__Task directions__: Reproduce all entries verbatim, with nothing added or dropped.

__Supplied material__:
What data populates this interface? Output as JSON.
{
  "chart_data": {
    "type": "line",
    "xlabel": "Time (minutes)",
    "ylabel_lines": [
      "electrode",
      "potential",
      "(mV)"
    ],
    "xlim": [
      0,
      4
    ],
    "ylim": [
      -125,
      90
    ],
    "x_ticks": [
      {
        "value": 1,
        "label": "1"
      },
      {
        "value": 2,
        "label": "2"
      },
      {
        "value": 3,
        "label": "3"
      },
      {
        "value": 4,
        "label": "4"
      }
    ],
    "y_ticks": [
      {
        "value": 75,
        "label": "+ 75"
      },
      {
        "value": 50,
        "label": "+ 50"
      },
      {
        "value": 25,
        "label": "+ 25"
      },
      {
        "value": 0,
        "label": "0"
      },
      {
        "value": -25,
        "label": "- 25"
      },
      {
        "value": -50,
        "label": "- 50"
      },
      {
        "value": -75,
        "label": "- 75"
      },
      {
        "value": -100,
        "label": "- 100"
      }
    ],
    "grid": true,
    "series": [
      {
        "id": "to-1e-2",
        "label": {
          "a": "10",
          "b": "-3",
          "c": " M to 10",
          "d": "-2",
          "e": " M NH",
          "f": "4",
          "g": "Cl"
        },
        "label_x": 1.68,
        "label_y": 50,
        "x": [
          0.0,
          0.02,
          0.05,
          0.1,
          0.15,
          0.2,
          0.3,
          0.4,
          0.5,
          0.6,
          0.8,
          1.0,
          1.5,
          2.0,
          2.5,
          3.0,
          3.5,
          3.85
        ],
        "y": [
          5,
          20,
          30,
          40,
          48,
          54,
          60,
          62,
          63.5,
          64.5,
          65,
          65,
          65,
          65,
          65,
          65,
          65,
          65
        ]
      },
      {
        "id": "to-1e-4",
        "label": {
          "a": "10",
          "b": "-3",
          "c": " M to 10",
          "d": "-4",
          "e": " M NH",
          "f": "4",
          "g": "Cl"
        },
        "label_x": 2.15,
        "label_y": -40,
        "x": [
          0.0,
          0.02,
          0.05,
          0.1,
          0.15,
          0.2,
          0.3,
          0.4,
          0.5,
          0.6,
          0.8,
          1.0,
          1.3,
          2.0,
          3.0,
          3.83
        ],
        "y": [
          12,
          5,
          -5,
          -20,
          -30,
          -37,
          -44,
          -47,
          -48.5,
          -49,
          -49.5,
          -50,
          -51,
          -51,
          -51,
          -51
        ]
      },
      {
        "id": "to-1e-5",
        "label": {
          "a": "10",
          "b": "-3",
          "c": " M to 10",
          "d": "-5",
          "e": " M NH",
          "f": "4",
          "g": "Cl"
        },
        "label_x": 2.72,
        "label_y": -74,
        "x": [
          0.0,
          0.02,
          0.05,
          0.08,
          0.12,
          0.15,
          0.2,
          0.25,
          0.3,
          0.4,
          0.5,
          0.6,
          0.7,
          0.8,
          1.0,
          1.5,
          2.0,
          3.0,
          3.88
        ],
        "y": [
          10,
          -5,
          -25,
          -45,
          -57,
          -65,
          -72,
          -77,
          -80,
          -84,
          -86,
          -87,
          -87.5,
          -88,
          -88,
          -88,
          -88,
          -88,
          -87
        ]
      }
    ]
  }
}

__Output of the task__:
What data populates this interface? Output as JSON.
{
  "chart_data": {
    "type": "line",
    "xlabel": "Time (minutes)",
    "ylabel_lines": [
      "electrode",
      "potential",
      "(mV)"
    ],
    "xlim": [
      0,
      4
    ],
    "ylim": [
      -125,
      90
    ],
    "x_ticks": [
      {
        "value": 1,
        "label": "1"
      },
      {
        "value": 2,
        "label": "2"
      },
      {
        "value": 3,
        "label": "3"
      },
      {
        "value": 4,
        "label": "4"
      }
    ],
    "y_ticks": [
      {
        "value": 75,
        "label": "+ 75"
      },
      {
        "value": 50,
        "label": "+ 50"
      },
      {
        "value": 25,
        "label": "+ 25"
      },
      {
        "value": 0,
        "label": "0"
      },
      {
        "value": -25,
        "label": "- 25"
      },
      {
        "value": -50,
        "label": "- 50"
      },
      {
        "value": -75,
        "label": "- 75"
      },
      {
        "value": -100,
        "label": "- 100"
      }
    ],
    "grid": true,
    "series": [
      {
        "id": "to-1e-2",
        "label": {
          "a": "10",
          "b": "-3",
          "c": " M to 10",
          "d": "-2",
          "e": " M NH",
          "f": "4",
          "g": "Cl"
        },
        "label_x": 1.68,
        "label_y": 50,
        "x": [
          0.0,
          0.02,
          0.05,
          0.1,
          0.15,
          0.2,
          0.3,
          0.4,
          0.5,
          0.6,
          0.8,
          1.0,
          1.5,
          2.0,
          2.5,
          3.0,
          3.5,
          3.85
        ],
        "y": [
          5,
          20,
          30,
          40,
          48,
          54,
          60,
          62,
          63.5,
          64.5,
          65,
          65,
          65,
          65,
          65,
          65,
          65,
          65
        ]
      },
      {
        "id": "to-1e-4",
        "label": {
          "a": "10",
          "b": "-3",
          "c": " M to 10",
          "d": "-4",
          "e": " M NH",
          "f": "4",
          "g": "Cl"
        },
        "label_x": 2.15,
        "label_y": -40,
        "x": [
          0.0,
          0.02,
          0.05,
          0.1,
          0.15,
          0.2,
          0.3,
          0.4,
          0.5,
          0.6,
          0.8,
          1.0,
          1.3,
          2.0,
          3.0,
          3.83
        ],
        "y": [
          12,
          5,
          -5,
          -20,
          -30,
          -37,
          -44,
          -47,
          -48.5,
          -49,
          -49.5,
          -50,
          -51,
          -51,
          -51,
          -51
        ]
      },
      {
        "id": "to-1e-5",
        "label": {
          "a": "10",
          "b": "-3",
          "c": " M to 10",
          "d": "-5",
          "e": " M NH",
          "f": "4",
          "g": "Cl"
        },
        "label_x": 2.72,
        "label_y": -74,
        "x": [
          0.0,
          0.02,
          0.05,
          0.08,
          0.12,
          0.15,
          0.2,
          0.25,
          0.3,
          0.4,
          0.5,
          0.6,
          0.7,
          0.8,
          1.0,
          1.5,
          2.0,
          3.0,
          3.88
        ],
        "y": [
          10,
          -5,
          -25,
          -45,
          -57,
          -65,
          -72,
          -77,
          -80,
          -84,
          -86,
          -87,
          -87.5,
          -88,
          -88,
          -88,
          -88,
          -88,
          -87
        ]
      }
    ]
  }
}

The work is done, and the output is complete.